(Data excerpts)
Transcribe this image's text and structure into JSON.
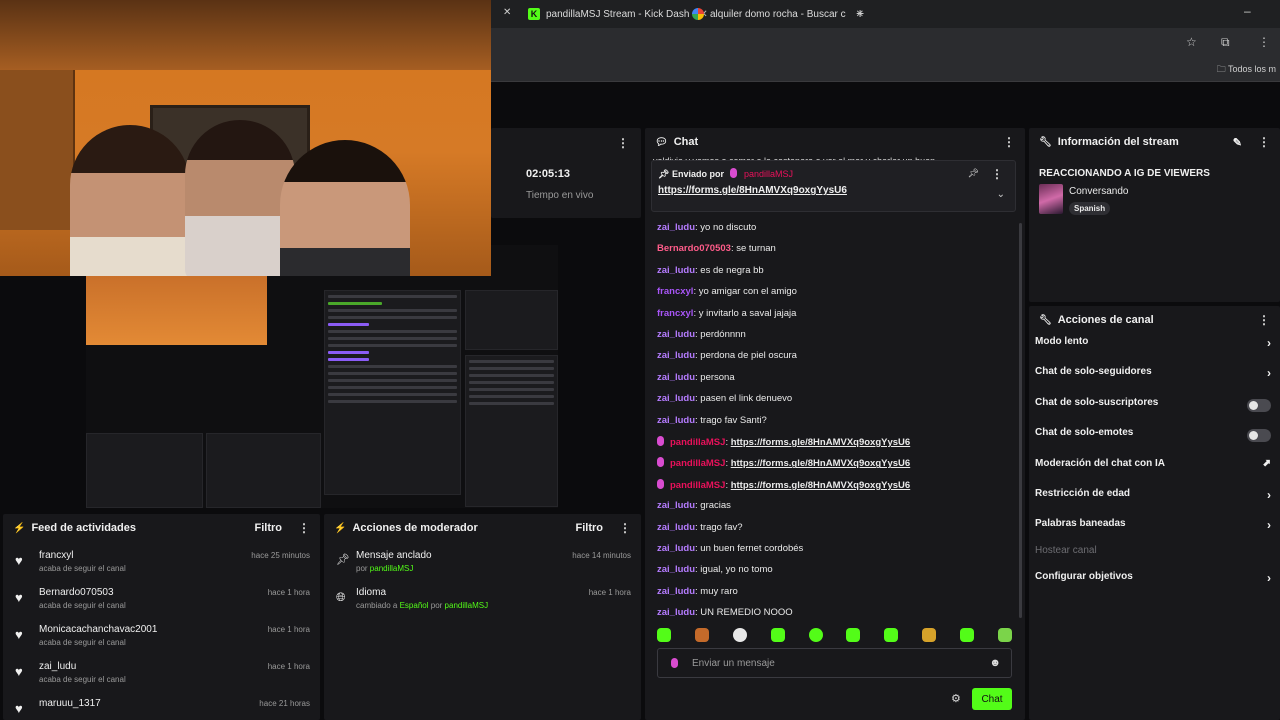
{
  "browser": {
    "tabs": [
      {
        "title": "pandillaMSJ Stream - Kick Dash"
      },
      {
        "title": "alquiler domo rocha - Buscar c"
      }
    ],
    "new_tab": "+",
    "bookmark_folder": "Todos los m"
  },
  "stream_stats": {
    "uptime": "02:05:13",
    "uptime_label": "Tiempo en vivo"
  },
  "chat": {
    "title": "Chat",
    "partial_top": "valdivia y vamos a comer a la costanera a ver el mar y charlar un buen",
    "pinned": {
      "label": "Enviado por",
      "user": "pandillaMSJ",
      "link": "https://forms.gle/8HnAMVXq9oxgYysU6"
    },
    "messages": [
      {
        "user": "zai_ludu",
        "text": "yo no discuto",
        "color": "#b57cff"
      },
      {
        "user": "Bernardo070503",
        "text": "se turnan",
        "color": "#ff5c8a"
      },
      {
        "user": "zai_ludu",
        "text": "es de negra bb",
        "color": "#b57cff"
      },
      {
        "user": "francxyl",
        "text": "yo amigar con el amigo",
        "color": "#a855f7"
      },
      {
        "user": "francxyl",
        "text": "y invitarlo a saval jajaja",
        "color": "#a855f7"
      },
      {
        "user": "zai_ludu",
        "text": "perdónnnn",
        "color": "#b57cff"
      },
      {
        "user": "zai_ludu",
        "text": "perdona de piel oscura",
        "color": "#b57cff"
      },
      {
        "user": "zai_ludu",
        "text": "persona",
        "color": "#b57cff"
      },
      {
        "user": "zai_ludu",
        "text": "pasen el link denuevo",
        "color": "#b57cff"
      },
      {
        "user": "zai_ludu",
        "text": "trago fav Santi?",
        "color": "#b57cff"
      },
      {
        "user": "pandillaMSJ",
        "text": "https://forms.gle/8HnAMVXq9oxgYysU6",
        "color": "#e9115b",
        "link": true
      },
      {
        "user": "pandillaMSJ",
        "text": "https://forms.gle/8HnAMVXq9oxgYysU6",
        "color": "#e9115b",
        "link": true
      },
      {
        "user": "pandillaMSJ",
        "text": "https://forms.gle/8HnAMVXq9oxgYysU6",
        "color": "#e9115b",
        "link": true
      },
      {
        "user": "zai_ludu",
        "text": "gracias",
        "color": "#b57cff"
      },
      {
        "user": "zai_ludu",
        "text": "trago fav?",
        "color": "#b57cff"
      },
      {
        "user": "zai_ludu",
        "text": "un buen fernet cordobés",
        "color": "#b57cff"
      },
      {
        "user": "zai_ludu",
        "text": "igual, yo no tomo",
        "color": "#b57cff"
      },
      {
        "user": "zai_ludu",
        "text": "muy raro",
        "color": "#b57cff"
      },
      {
        "user": "zai_ludu",
        "text": "UN REMEDIO NOOO",
        "color": "#b57cff"
      }
    ],
    "input_placeholder": "Enviar un mensaje",
    "send_label": "Chat"
  },
  "stream_info": {
    "title": "Información del stream",
    "stream_title": "REACCIONANDO A IG DE VIEWERS",
    "category": "Conversando",
    "tag": "Spanish"
  },
  "channel_actions": {
    "title": "Acciones de canal",
    "items": [
      {
        "label": "Modo lento",
        "kind": "arrow"
      },
      {
        "label": "Chat de solo-seguidores",
        "kind": "arrow"
      },
      {
        "label": "Chat de solo-suscriptores",
        "kind": "toggle"
      },
      {
        "label": "Chat de solo-emotes",
        "kind": "toggle"
      },
      {
        "label": "Moderación del chat con IA",
        "kind": "external"
      },
      {
        "label": "Restricción de edad",
        "kind": "arrow"
      },
      {
        "label": "Palabras baneadas",
        "kind": "arrow"
      },
      {
        "label": "Hostear canal",
        "kind": "disabled"
      },
      {
        "label": "Configurar objetivos",
        "kind": "arrow"
      }
    ]
  },
  "activity_feed": {
    "title": "Feed de actividades",
    "filter": "Filtro",
    "items": [
      {
        "user": "francxyl",
        "action": "acaba de seguir el canal",
        "time": "hace 25 minutos"
      },
      {
        "user": "Bernardo070503",
        "action": "acaba de seguir el canal",
        "time": "hace 1 hora"
      },
      {
        "user": "Monicacachanchavac2001",
        "action": "acaba de seguir el canal",
        "time": "hace 1 hora"
      },
      {
        "user": "zai_ludu",
        "action": "acaba de seguir el canal",
        "time": "hace 1 hora"
      },
      {
        "user": "maruuu_1317",
        "action": "",
        "time": "hace 21 horas"
      }
    ]
  },
  "mod_actions": {
    "title": "Acciones de moderador",
    "filter": "Filtro",
    "items": [
      {
        "title": "Mensaje anclado",
        "detail_pre": "por",
        "detail_green": "pandillaMSJ",
        "detail_mid": "",
        "detail_green2": "",
        "time": "hace 14 minutos"
      },
      {
        "title": "Idioma",
        "detail_pre": "cambiado a",
        "detail_green": "Español",
        "detail_mid": "por",
        "detail_green2": "pandillaMSJ",
        "time": "hace 1 hora"
      }
    ]
  },
  "colors": {
    "accent": "#53fc18",
    "panel": "#18181b",
    "bg": "#0b0b0d"
  }
}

Task: Collect the lines that hold "pandillaMSJ".

Response to this exercise:
        "title": "pandillaMSJ Stream - Kick Dash"
      "user": "pandillaMSJ",
        "user": "pandillaMSJ",
        "user": "pandillaMSJ",
        "user": "pandillaMSJ",
        "detail_green": "pandillaMSJ",
        "detail_green2": "pandillaMSJ",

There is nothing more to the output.